**Required task:** Lines containing the string "this" are to be counted. Write only how many there are.
**** Records for the task ****
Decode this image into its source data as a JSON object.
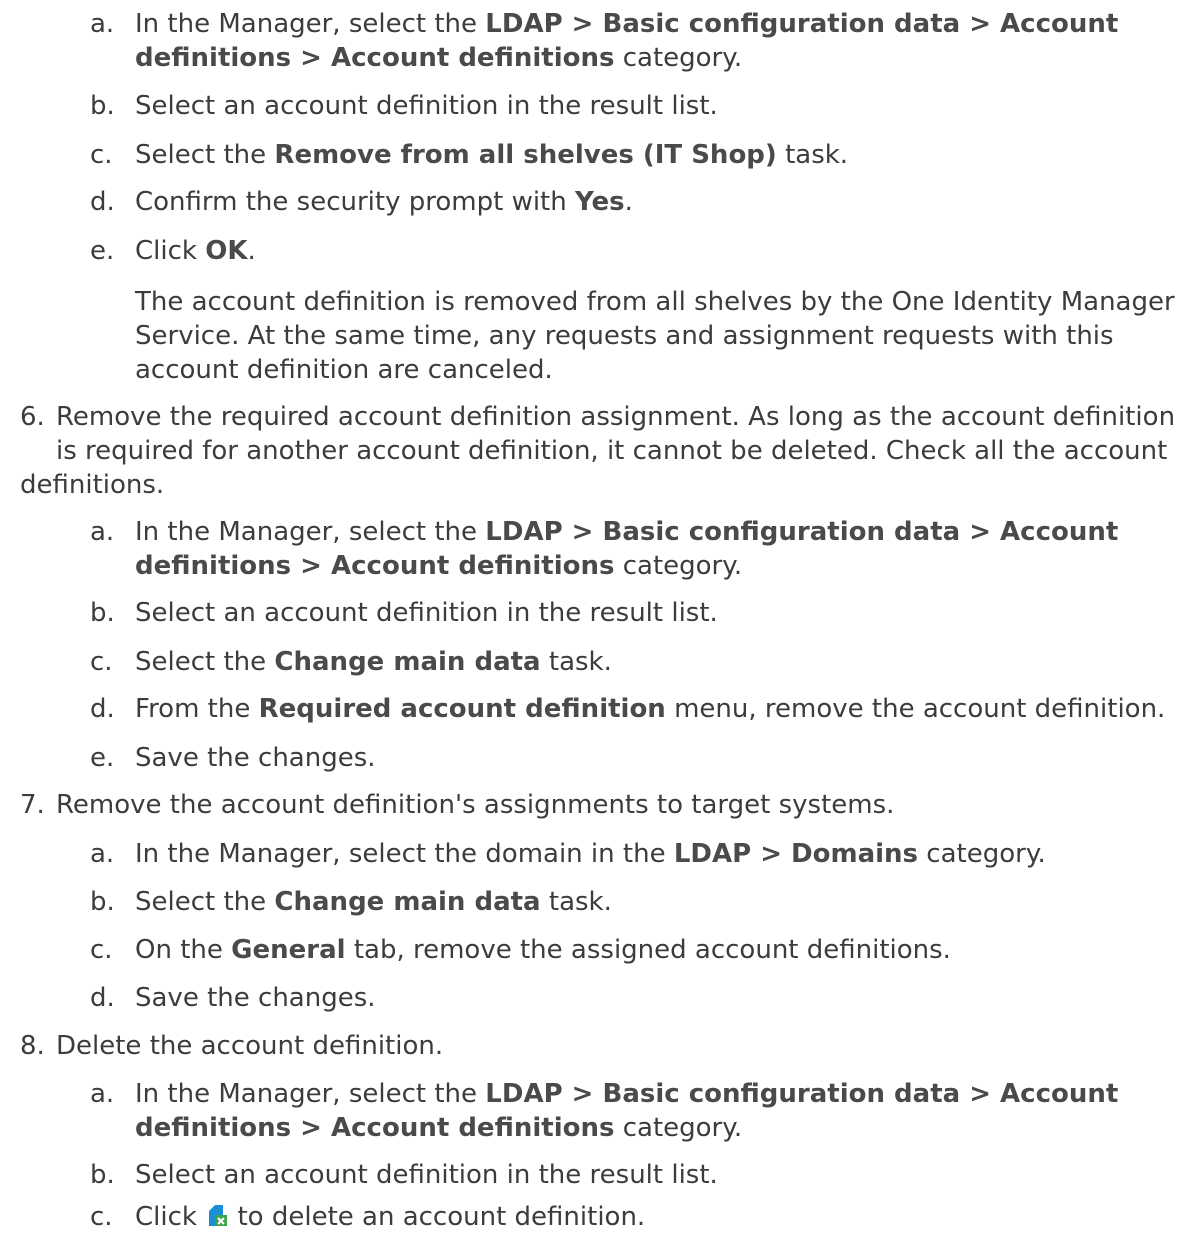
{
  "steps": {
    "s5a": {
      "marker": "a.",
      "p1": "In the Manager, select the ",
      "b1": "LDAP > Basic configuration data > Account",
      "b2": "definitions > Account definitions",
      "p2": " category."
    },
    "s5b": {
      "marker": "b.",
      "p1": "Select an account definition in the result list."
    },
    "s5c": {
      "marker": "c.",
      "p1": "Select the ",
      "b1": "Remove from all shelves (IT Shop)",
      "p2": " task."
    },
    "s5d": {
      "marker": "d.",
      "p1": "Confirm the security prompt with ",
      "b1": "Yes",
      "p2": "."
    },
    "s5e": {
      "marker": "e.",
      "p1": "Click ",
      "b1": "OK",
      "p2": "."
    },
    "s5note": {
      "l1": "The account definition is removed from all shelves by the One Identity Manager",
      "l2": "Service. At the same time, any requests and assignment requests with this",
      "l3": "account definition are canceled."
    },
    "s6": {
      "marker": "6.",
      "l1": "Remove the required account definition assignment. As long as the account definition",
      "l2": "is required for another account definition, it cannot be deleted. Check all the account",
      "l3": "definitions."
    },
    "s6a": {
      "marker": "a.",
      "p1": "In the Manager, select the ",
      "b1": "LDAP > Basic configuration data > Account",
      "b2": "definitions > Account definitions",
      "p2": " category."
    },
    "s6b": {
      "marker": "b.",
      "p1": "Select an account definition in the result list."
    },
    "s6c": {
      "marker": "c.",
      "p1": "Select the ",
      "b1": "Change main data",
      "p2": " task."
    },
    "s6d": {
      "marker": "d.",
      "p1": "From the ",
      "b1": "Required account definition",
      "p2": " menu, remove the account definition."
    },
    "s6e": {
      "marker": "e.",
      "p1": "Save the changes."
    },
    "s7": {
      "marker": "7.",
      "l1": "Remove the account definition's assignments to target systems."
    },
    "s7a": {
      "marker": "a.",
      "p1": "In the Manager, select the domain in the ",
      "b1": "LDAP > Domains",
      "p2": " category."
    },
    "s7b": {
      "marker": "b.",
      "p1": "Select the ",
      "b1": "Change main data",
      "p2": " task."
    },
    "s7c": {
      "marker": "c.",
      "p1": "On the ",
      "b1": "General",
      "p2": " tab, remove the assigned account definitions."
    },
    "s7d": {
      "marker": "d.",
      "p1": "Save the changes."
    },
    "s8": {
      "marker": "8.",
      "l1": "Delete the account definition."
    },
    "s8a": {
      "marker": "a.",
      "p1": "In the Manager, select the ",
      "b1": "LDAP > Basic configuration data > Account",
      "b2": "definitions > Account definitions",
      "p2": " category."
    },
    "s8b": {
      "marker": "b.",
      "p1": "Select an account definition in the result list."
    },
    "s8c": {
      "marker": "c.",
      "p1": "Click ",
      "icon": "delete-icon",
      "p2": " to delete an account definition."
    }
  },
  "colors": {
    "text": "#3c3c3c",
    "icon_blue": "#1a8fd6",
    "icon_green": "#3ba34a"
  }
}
****
**Reply:** 2